▶ [SET TASK] Identify each line holding the string "hvad" and copy it.

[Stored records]
****************
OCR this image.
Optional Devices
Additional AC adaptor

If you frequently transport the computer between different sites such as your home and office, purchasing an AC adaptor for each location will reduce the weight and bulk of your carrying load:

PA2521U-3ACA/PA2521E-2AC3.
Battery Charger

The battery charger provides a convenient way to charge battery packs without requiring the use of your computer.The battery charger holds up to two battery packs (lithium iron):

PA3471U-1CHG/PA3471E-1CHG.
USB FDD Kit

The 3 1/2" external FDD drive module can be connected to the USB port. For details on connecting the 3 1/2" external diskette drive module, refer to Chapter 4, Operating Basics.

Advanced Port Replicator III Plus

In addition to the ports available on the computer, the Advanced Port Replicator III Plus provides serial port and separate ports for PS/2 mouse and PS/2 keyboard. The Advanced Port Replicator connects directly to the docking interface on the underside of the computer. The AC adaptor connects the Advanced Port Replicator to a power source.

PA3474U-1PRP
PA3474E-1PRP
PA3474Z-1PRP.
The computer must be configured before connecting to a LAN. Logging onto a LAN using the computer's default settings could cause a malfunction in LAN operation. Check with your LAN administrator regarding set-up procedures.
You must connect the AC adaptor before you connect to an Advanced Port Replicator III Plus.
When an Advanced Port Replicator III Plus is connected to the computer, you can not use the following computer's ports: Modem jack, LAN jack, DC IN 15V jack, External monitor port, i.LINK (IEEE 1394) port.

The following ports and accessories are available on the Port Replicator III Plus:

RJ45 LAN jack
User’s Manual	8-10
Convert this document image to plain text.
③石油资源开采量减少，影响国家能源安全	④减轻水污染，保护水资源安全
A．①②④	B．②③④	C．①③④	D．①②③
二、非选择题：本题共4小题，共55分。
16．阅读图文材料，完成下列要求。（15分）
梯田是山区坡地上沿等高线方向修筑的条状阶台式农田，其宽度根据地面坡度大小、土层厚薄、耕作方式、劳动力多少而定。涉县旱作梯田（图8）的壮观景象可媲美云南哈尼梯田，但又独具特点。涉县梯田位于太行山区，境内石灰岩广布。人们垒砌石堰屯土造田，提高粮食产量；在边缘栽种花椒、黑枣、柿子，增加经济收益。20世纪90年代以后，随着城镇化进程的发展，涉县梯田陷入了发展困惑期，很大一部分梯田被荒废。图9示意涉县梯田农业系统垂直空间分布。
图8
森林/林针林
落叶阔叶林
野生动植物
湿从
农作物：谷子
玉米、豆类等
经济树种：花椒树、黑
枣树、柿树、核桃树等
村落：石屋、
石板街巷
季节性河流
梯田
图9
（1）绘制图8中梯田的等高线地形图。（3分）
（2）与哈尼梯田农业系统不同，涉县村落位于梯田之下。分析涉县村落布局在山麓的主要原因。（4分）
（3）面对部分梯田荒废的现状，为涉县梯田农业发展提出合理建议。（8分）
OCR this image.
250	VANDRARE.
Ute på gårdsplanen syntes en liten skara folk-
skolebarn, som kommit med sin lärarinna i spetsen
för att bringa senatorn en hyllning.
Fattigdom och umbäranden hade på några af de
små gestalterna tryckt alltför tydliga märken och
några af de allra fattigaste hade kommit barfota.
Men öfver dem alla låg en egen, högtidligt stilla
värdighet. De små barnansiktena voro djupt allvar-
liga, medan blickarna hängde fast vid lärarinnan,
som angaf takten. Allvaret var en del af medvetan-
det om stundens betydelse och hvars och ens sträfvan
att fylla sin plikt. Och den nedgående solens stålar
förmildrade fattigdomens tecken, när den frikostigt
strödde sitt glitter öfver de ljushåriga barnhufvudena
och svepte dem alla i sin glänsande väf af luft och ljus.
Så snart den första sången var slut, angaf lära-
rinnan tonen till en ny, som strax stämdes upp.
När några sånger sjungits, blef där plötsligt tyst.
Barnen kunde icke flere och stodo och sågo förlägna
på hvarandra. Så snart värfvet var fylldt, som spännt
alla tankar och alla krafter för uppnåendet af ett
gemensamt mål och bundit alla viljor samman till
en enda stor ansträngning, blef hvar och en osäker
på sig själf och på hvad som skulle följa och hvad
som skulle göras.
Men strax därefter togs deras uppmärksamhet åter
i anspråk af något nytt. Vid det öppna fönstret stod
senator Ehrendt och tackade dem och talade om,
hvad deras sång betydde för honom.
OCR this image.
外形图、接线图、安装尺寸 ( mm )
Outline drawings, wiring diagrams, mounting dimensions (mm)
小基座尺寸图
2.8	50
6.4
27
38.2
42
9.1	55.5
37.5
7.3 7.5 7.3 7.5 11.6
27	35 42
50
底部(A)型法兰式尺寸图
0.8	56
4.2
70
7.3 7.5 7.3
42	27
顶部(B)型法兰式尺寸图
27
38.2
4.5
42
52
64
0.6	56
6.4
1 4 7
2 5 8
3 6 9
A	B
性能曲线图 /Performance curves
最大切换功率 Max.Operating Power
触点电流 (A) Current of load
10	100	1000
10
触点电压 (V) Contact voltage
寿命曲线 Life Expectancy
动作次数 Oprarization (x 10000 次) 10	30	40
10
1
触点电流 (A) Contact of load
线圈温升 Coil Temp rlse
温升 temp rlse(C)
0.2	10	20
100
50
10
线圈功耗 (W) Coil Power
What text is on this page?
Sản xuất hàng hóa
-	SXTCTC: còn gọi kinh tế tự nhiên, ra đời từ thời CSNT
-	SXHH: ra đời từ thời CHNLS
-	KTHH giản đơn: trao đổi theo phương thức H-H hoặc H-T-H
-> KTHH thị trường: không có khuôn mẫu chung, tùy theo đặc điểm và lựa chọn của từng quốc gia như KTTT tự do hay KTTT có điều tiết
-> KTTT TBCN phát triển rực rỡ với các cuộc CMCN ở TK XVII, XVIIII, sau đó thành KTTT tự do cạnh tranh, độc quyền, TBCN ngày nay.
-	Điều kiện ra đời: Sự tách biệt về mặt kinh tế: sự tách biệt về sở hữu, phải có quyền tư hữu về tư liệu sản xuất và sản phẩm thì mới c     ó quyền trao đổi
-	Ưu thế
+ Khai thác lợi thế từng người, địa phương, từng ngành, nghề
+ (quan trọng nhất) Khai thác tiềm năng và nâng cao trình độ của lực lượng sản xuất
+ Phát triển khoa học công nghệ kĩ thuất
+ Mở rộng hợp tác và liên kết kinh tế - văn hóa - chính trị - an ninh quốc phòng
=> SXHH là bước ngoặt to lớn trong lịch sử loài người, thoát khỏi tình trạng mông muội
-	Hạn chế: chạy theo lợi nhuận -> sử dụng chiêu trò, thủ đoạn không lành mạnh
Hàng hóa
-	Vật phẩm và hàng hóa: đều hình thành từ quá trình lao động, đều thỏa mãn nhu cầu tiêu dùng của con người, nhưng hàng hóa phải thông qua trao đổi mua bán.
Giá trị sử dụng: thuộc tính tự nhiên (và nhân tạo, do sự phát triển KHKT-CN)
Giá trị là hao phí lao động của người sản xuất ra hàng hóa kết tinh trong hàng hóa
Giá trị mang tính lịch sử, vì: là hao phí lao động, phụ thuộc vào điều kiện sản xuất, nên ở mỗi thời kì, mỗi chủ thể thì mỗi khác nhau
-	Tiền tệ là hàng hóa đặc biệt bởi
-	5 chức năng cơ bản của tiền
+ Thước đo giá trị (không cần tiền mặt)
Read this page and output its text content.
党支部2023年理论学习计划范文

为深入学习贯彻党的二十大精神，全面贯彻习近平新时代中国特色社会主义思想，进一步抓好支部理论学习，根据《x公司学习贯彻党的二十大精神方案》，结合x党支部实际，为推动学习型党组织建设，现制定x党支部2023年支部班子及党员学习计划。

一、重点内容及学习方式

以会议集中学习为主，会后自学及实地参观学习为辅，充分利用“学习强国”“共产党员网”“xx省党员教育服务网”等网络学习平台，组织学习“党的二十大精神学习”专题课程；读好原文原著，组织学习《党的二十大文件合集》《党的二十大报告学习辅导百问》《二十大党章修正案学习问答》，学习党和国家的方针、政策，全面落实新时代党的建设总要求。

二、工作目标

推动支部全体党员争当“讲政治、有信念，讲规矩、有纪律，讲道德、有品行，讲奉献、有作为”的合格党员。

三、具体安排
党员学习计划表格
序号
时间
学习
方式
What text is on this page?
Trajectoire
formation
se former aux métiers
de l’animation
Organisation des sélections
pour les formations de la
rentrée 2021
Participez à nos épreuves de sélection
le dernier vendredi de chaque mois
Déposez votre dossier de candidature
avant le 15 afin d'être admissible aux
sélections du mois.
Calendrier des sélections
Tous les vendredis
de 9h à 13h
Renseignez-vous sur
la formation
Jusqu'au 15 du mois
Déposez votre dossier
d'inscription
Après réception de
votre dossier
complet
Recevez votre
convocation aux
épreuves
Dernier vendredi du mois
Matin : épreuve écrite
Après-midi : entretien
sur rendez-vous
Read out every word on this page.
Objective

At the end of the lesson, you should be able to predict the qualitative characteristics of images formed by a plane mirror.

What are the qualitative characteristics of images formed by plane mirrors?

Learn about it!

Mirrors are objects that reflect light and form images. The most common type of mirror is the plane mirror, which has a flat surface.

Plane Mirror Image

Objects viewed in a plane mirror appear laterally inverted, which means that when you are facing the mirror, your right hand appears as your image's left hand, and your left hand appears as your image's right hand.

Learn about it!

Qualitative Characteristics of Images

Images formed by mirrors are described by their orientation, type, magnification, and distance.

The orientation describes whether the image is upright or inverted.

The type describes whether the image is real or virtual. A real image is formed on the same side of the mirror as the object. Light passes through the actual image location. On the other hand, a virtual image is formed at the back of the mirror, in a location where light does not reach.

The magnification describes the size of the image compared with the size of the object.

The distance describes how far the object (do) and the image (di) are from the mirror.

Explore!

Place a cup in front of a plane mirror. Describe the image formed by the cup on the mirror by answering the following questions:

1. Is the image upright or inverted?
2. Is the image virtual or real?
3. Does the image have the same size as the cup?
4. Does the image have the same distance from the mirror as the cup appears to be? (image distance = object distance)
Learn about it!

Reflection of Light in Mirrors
****************
▶ [COMPLETED TASK]
på sig själf och på hvad som skulle följa och hvad
hvad deras sång betydde för honom.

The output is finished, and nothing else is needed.